Retype all the entries word for word, but omit the pictures.
begin Records
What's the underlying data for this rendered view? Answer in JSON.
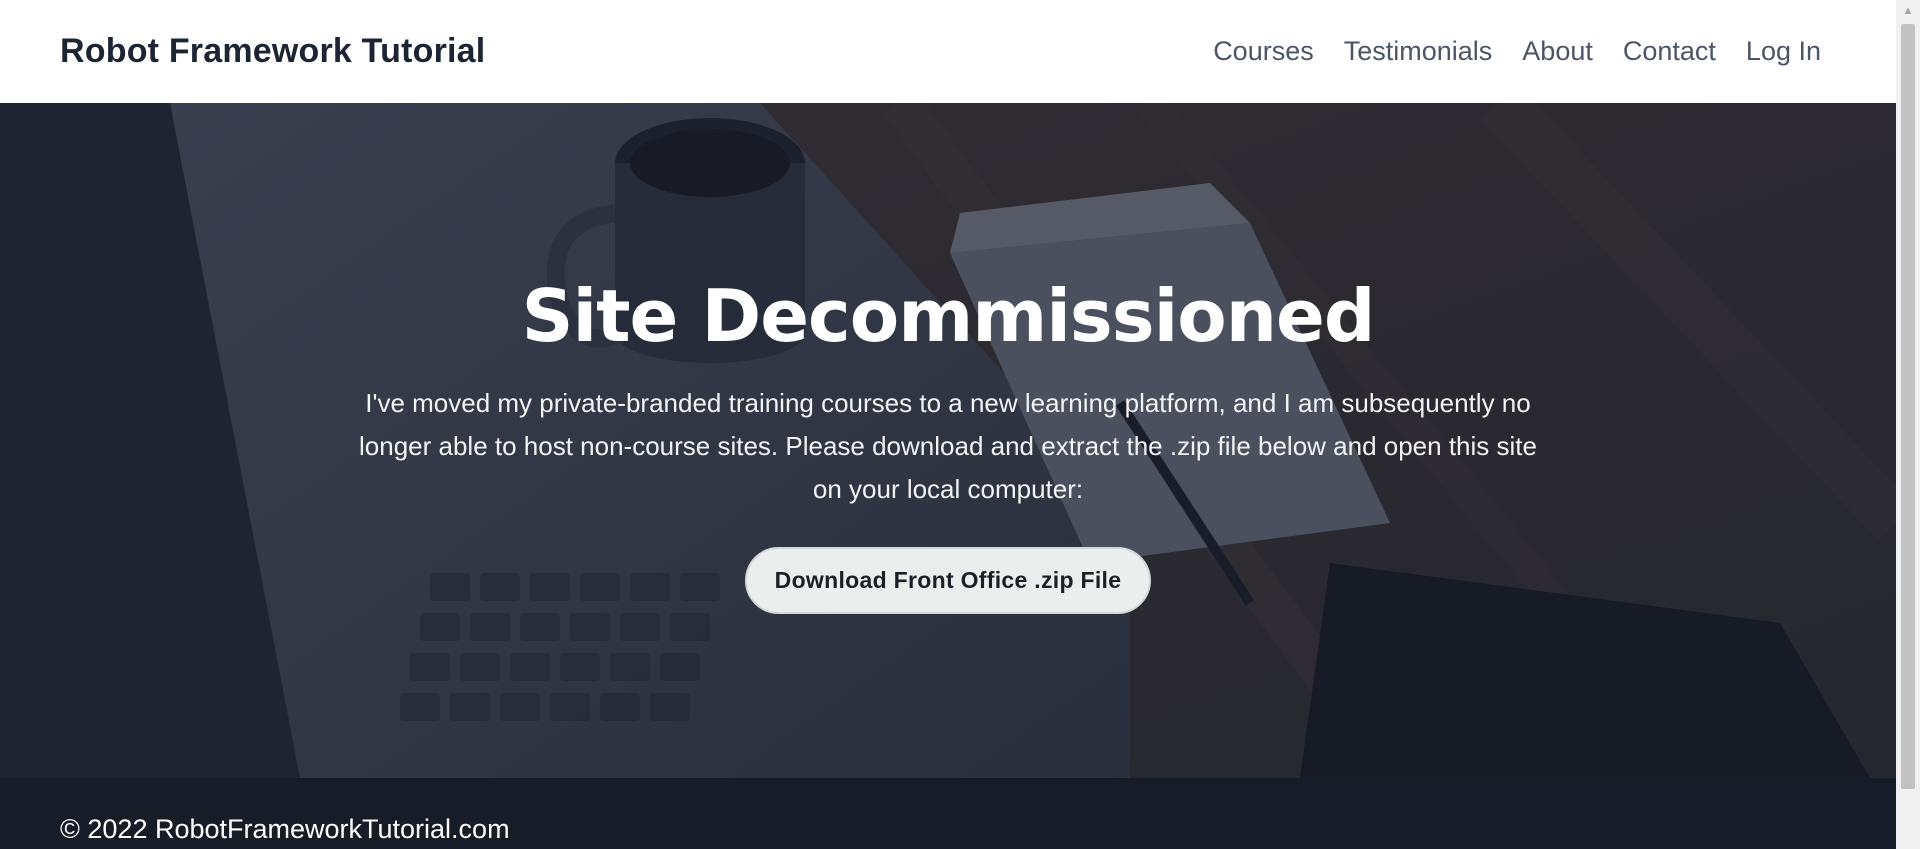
{
  "header": {
    "brand": "Robot Framework Tutorial",
    "nav": [
      {
        "label": "Courses"
      },
      {
        "label": "Testimonials"
      },
      {
        "label": "About"
      },
      {
        "label": "Contact"
      },
      {
        "label": "Log In"
      }
    ]
  },
  "hero": {
    "title": "Site Decommissioned",
    "text": "I've moved my private-branded training courses to a new learning platform, and I am subsequently no longer able to host non-course sites. Please download and extract the .zip file below and open this site on your local computer:",
    "button_label": "Download Front Office .zip File",
    "background_image": "desk-laptop-coffee-photo"
  },
  "footer": {
    "copyright": "© 2022 RobotFrameworkTutorial.com"
  },
  "colors": {
    "header_bg": "#ffffff",
    "brand_text": "#1d2433",
    "nav_text": "#4b5566",
    "hero_overlay": "#1a1f2e",
    "button_bg": "#eceeee",
    "footer_bg": "#171c29"
  }
}
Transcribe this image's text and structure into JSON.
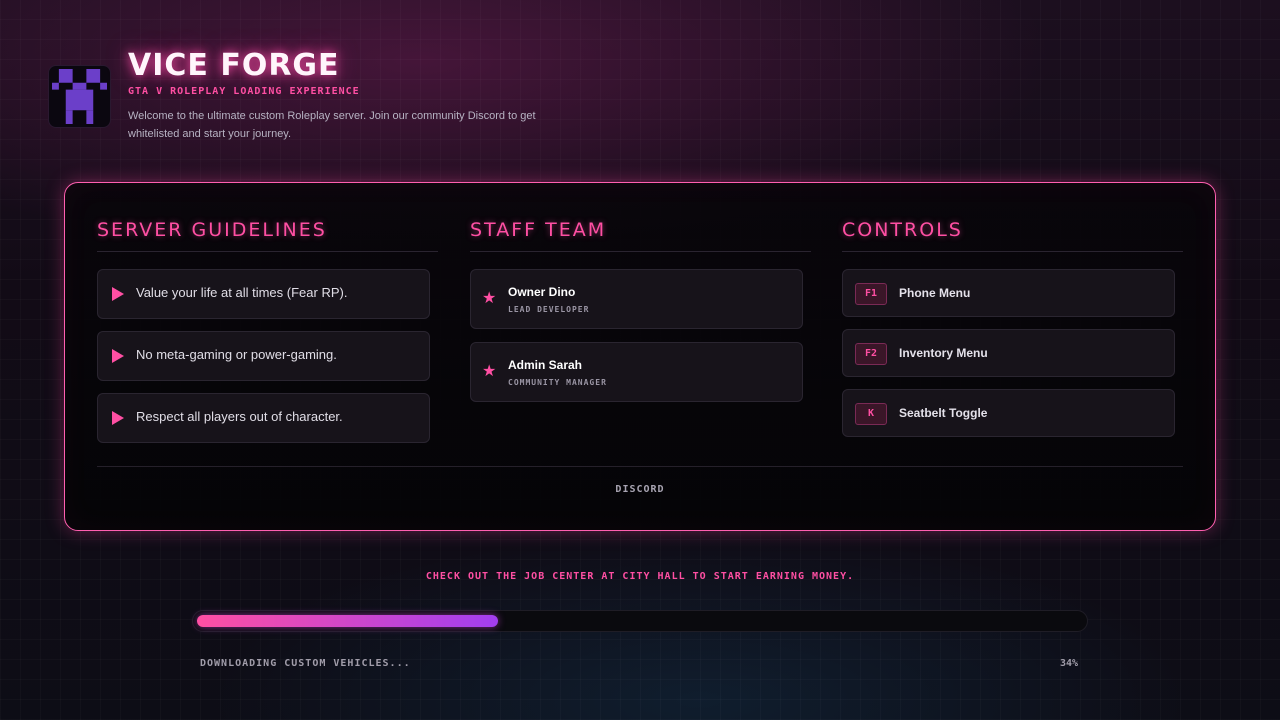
{
  "header": {
    "title": "VICE FORGE",
    "subtitle": "GTA V ROLEPLAY LOADING EXPERIENCE",
    "description": "Welcome to the ultimate custom Roleplay server. Join our community Discord to get whitelisted and start your journey.",
    "logo_icon": "creeper-logo-icon"
  },
  "colors": {
    "accent": "#ff4fa3",
    "progress_start": "#ff4fa3",
    "progress_end": "#a23ef0"
  },
  "guidelines": {
    "title": "SERVER GUIDELINES",
    "items": [
      "Value your life at all times (Fear RP).",
      "No meta-gaming or power-gaming.",
      "Respect all players out of character."
    ]
  },
  "staff": {
    "title": "STAFF TEAM",
    "members": [
      {
        "name": "Owner Dino",
        "role": "LEAD DEVELOPER"
      },
      {
        "name": "Admin Sarah",
        "role": "COMMUNITY MANAGER"
      }
    ]
  },
  "controls": {
    "title": "CONTROLS",
    "items": [
      {
        "key": "F1",
        "label": "Phone Menu"
      },
      {
        "key": "F2",
        "label": "Inventory Menu"
      },
      {
        "key": "K",
        "label": "Seatbelt Toggle"
      }
    ]
  },
  "discord_label": "DISCORD",
  "tip": "CHECK OUT THE JOB CENTER AT CITY HALL TO START EARNING MONEY.",
  "loading": {
    "status": "DOWNLOADING CUSTOM VEHICLES...",
    "percent_label": "34%",
    "progress": 0.34
  }
}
end Records
Exercise answer —
What's the underlying data for this rendered view? Answer in JSON.
{
  "header": {
    "brand": "Robot Framework Tutorial",
    "nav": [
      {
        "label": "Courses"
      },
      {
        "label": "Testimonials"
      },
      {
        "label": "About"
      },
      {
        "label": "Contact"
      },
      {
        "label": "Log In"
      }
    ]
  },
  "hero": {
    "title": "Site Decommissioned",
    "text": "I've moved my private-branded training courses to a new learning platform, and I am subsequently no longer able to host non-course sites. Please download and extract the .zip file below and open this site on your local computer:",
    "button_label": "Download Front Office .zip File",
    "background_image": "desk-laptop-coffee-photo"
  },
  "footer": {
    "copyright": "© 2022 RobotFrameworkTutorial.com"
  },
  "colors": {
    "header_bg": "#ffffff",
    "brand_text": "#1d2433",
    "nav_text": "#4b5566",
    "hero_overlay": "#1a1f2e",
    "button_bg": "#eceeee",
    "footer_bg": "#171c29"
  }
}
Transcribe this image's text and structure into JSON.
{
  "header": {
    "title": "VICE FORGE",
    "subtitle": "GTA V ROLEPLAY LOADING EXPERIENCE",
    "description": "Welcome to the ultimate custom Roleplay server. Join our community Discord to get whitelisted and start your journey.",
    "logo_icon": "creeper-logo-icon"
  },
  "colors": {
    "accent": "#ff4fa3",
    "progress_start": "#ff4fa3",
    "progress_end": "#a23ef0"
  },
  "guidelines": {
    "title": "SERVER GUIDELINES",
    "items": [
      "Value your life at all times (Fear RP).",
      "No meta-gaming or power-gaming.",
      "Respect all players out of character."
    ]
  },
  "staff": {
    "title": "STAFF TEAM",
    "members": [
      {
        "name": "Owner Dino",
        "role": "LEAD DEVELOPER"
      },
      {
        "name": "Admin Sarah",
        "role": "COMMUNITY MANAGER"
      }
    ]
  },
  "controls": {
    "title": "CONTROLS",
    "items": [
      {
        "key": "F1",
        "label": "Phone Menu"
      },
      {
        "key": "F2",
        "label": "Inventory Menu"
      },
      {
        "key": "K",
        "label": "Seatbelt Toggle"
      }
    ]
  },
  "discord_label": "DISCORD",
  "tip": "CHECK OUT THE JOB CENTER AT CITY HALL TO START EARNING MONEY.",
  "loading": {
    "status": "DOWNLOADING CUSTOM VEHICLES...",
    "percent_label": "34%",
    "progress": 0.34
  }
}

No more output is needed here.